_Stated problem_: Write the data below out exactly as it stands. Do not include the pictures.

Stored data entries
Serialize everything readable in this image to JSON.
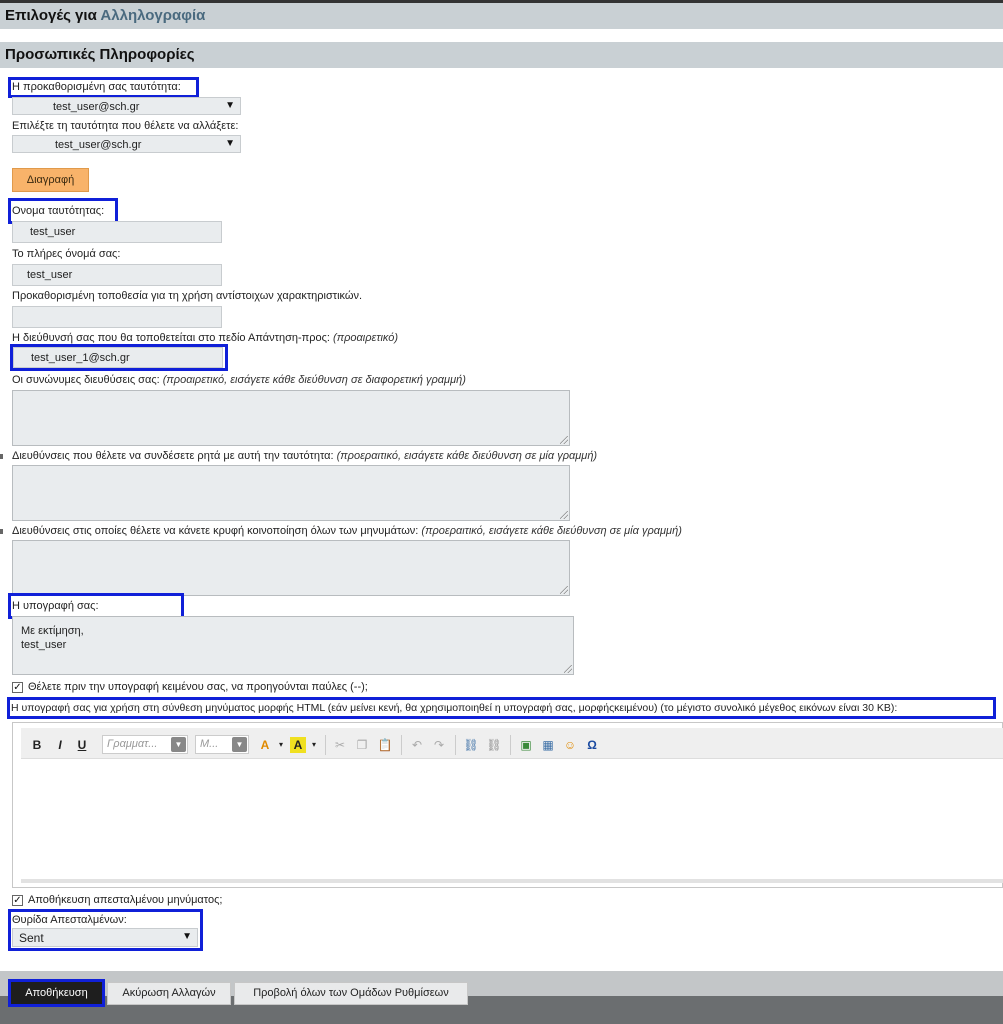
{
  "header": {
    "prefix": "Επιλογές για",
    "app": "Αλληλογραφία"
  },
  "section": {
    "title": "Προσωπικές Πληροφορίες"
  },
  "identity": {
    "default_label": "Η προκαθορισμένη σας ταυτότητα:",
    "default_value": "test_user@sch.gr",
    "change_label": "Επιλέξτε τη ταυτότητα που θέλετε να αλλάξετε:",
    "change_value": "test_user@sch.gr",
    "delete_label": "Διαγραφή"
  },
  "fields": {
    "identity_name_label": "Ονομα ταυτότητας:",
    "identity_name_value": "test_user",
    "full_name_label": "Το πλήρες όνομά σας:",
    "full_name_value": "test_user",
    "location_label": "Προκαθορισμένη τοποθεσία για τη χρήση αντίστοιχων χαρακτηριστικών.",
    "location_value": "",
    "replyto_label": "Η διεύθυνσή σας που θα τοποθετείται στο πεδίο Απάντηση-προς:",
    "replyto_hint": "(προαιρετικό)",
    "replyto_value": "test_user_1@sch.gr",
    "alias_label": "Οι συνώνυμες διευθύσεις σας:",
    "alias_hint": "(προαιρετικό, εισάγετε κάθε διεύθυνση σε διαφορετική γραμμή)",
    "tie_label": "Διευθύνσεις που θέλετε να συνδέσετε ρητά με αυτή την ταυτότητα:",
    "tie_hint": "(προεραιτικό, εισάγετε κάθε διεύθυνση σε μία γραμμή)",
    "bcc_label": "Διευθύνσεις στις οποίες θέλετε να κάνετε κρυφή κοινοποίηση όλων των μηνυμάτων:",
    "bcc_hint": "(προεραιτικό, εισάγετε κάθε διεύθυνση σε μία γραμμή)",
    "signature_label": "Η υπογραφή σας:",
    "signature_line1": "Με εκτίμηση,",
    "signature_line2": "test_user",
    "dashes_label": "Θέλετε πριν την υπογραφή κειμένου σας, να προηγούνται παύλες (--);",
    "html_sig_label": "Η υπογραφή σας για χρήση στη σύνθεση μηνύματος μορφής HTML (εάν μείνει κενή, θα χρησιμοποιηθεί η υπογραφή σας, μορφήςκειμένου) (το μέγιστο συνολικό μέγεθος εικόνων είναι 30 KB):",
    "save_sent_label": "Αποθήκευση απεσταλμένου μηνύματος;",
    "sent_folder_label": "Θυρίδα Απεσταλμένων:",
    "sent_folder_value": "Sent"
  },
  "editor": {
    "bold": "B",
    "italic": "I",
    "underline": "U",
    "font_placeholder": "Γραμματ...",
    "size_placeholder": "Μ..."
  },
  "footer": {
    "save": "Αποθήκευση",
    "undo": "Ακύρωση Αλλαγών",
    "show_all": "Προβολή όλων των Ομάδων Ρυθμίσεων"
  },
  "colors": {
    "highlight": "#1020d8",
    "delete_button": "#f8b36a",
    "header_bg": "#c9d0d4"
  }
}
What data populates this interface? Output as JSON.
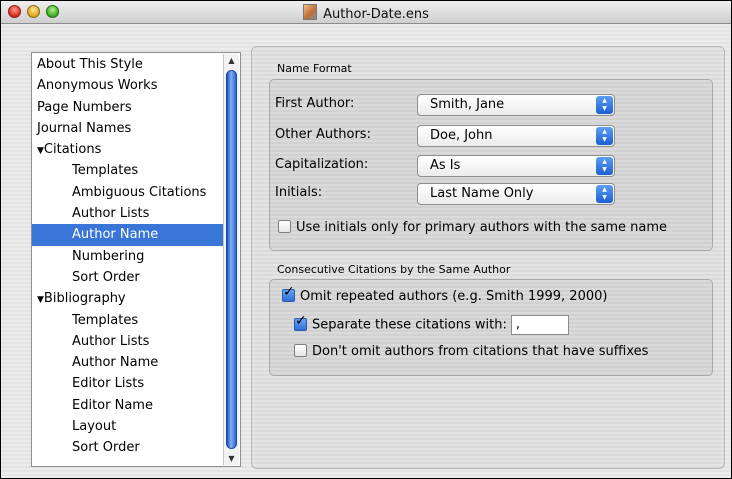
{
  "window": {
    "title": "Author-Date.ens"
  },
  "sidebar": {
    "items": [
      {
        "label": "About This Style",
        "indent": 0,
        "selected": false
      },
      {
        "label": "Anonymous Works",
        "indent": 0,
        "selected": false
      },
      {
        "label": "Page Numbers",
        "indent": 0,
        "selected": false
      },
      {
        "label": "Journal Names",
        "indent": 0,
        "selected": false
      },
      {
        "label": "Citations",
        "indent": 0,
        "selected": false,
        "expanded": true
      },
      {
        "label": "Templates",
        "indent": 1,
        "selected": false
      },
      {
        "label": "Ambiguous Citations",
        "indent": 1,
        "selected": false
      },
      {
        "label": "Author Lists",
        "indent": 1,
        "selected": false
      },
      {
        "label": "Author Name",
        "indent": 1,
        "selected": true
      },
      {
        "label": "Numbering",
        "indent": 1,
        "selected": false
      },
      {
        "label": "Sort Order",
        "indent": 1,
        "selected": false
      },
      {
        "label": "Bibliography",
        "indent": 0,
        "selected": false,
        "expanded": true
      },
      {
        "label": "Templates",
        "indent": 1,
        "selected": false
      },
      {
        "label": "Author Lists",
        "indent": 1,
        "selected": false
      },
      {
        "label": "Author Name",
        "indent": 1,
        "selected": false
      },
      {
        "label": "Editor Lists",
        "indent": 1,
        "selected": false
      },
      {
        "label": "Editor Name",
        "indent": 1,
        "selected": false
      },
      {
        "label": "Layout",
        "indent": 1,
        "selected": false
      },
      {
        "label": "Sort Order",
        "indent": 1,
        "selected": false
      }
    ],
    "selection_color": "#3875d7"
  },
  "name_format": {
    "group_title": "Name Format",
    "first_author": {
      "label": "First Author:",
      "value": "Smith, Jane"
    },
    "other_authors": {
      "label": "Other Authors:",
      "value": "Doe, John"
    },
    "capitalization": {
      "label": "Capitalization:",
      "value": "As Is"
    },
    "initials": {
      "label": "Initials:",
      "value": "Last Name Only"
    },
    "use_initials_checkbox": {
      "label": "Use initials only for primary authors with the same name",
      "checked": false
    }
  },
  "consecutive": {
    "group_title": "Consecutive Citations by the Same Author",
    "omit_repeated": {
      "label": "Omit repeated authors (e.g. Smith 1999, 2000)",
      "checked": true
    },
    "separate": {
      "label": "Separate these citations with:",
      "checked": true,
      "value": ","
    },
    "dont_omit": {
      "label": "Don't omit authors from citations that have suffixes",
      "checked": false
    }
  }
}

_Answer to this problem_:
Serialize everything readable in this image to JSON.
{
  "header": {
    "prefix": "Επιλογές για",
    "app": "Αλληλογραφία"
  },
  "section": {
    "title": "Προσωπικές Πληροφορίες"
  },
  "identity": {
    "default_label": "Η προκαθορισμένη σας ταυτότητα:",
    "default_value": "test_user@sch.gr",
    "change_label": "Επιλέξτε τη ταυτότητα που θέλετε να αλλάξετε:",
    "change_value": "test_user@sch.gr",
    "delete_label": "Διαγραφή"
  },
  "fields": {
    "identity_name_label": "Ονομα ταυτότητας:",
    "identity_name_value": "test_user",
    "full_name_label": "Το πλήρες όνομά σας:",
    "full_name_value": "test_user",
    "location_label": "Προκαθορισμένη τοποθεσία για τη χρήση αντίστοιχων χαρακτηριστικών.",
    "location_value": "",
    "replyto_label": "Η διεύθυνσή σας που θα τοποθετείται στο πεδίο Απάντηση-προς:",
    "replyto_hint": "(προαιρετικό)",
    "replyto_value": "test_user_1@sch.gr",
    "alias_label": "Οι συνώνυμες διευθύσεις σας:",
    "alias_hint": "(προαιρετικό, εισάγετε κάθε διεύθυνση σε διαφορετική γραμμή)",
    "tie_label": "Διευθύνσεις που θέλετε να συνδέσετε ρητά με αυτή την ταυτότητα:",
    "tie_hint": "(προεραιτικό, εισάγετε κάθε διεύθυνση σε μία γραμμή)",
    "bcc_label": "Διευθύνσεις στις οποίες θέλετε να κάνετε κρυφή κοινοποίηση όλων των μηνυμάτων:",
    "bcc_hint": "(προεραιτικό, εισάγετε κάθε διεύθυνση σε μία γραμμή)",
    "signature_label": "Η υπογραφή σας:",
    "signature_line1": "Με εκτίμηση,",
    "signature_line2": "test_user",
    "dashes_label": "Θέλετε πριν την υπογραφή κειμένου σας, να προηγούνται παύλες (--);",
    "html_sig_label": "Η υπογραφή σας για χρήση στη σύνθεση μηνύματος μορφής HTML (εάν μείνει κενή, θα χρησιμοποιηθεί η υπογραφή σας, μορφήςκειμένου) (το μέγιστο συνολικό μέγεθος εικόνων είναι 30 KB):",
    "save_sent_label": "Αποθήκευση απεσταλμένου μηνύματος;",
    "sent_folder_label": "Θυρίδα Απεσταλμένων:",
    "sent_folder_value": "Sent"
  },
  "editor": {
    "bold": "B",
    "italic": "I",
    "underline": "U",
    "font_placeholder": "Γραμματ...",
    "size_placeholder": "Μ..."
  },
  "footer": {
    "save": "Αποθήκευση",
    "undo": "Ακύρωση Αλλαγών",
    "show_all": "Προβολή όλων των Ομάδων Ρυθμίσεων"
  },
  "colors": {
    "highlight": "#1020d8",
    "delete_button": "#f8b36a",
    "header_bg": "#c9d0d4"
  }
}
What data populates this interface? Output as JSON.
{
  "window": {
    "title": "Author-Date.ens"
  },
  "sidebar": {
    "items": [
      {
        "label": "About This Style",
        "indent": 0,
        "selected": false
      },
      {
        "label": "Anonymous Works",
        "indent": 0,
        "selected": false
      },
      {
        "label": "Page Numbers",
        "indent": 0,
        "selected": false
      },
      {
        "label": "Journal Names",
        "indent": 0,
        "selected": false
      },
      {
        "label": "Citations",
        "indent": 0,
        "selected": false,
        "expanded": true
      },
      {
        "label": "Templates",
        "indent": 1,
        "selected": false
      },
      {
        "label": "Ambiguous Citations",
        "indent": 1,
        "selected": false
      },
      {
        "label": "Author Lists",
        "indent": 1,
        "selected": false
      },
      {
        "label": "Author Name",
        "indent": 1,
        "selected": true
      },
      {
        "label": "Numbering",
        "indent": 1,
        "selected": false
      },
      {
        "label": "Sort Order",
        "indent": 1,
        "selected": false
      },
      {
        "label": "Bibliography",
        "indent": 0,
        "selected": false,
        "expanded": true
      },
      {
        "label": "Templates",
        "indent": 1,
        "selected": false
      },
      {
        "label": "Author Lists",
        "indent": 1,
        "selected": false
      },
      {
        "label": "Author Name",
        "indent": 1,
        "selected": false
      },
      {
        "label": "Editor Lists",
        "indent": 1,
        "selected": false
      },
      {
        "label": "Editor Name",
        "indent": 1,
        "selected": false
      },
      {
        "label": "Layout",
        "indent": 1,
        "selected": false
      },
      {
        "label": "Sort Order",
        "indent": 1,
        "selected": false
      }
    ],
    "selection_color": "#3875d7"
  },
  "name_format": {
    "group_title": "Name Format",
    "first_author": {
      "label": "First Author:",
      "value": "Smith, Jane"
    },
    "other_authors": {
      "label": "Other Authors:",
      "value": "Doe, John"
    },
    "capitalization": {
      "label": "Capitalization:",
      "value": "As Is"
    },
    "initials": {
      "label": "Initials:",
      "value": "Last Name Only"
    },
    "use_initials_checkbox": {
      "label": "Use initials only for primary authors with the same name",
      "checked": false
    }
  },
  "consecutive": {
    "group_title": "Consecutive Citations by the Same Author",
    "omit_repeated": {
      "label": "Omit repeated authors (e.g. Smith 1999, 2000)",
      "checked": true
    },
    "separate": {
      "label": "Separate these citations with:",
      "checked": true,
      "value": ","
    },
    "dont_omit": {
      "label": "Don't omit authors from citations that have suffixes",
      "checked": false
    }
  }
}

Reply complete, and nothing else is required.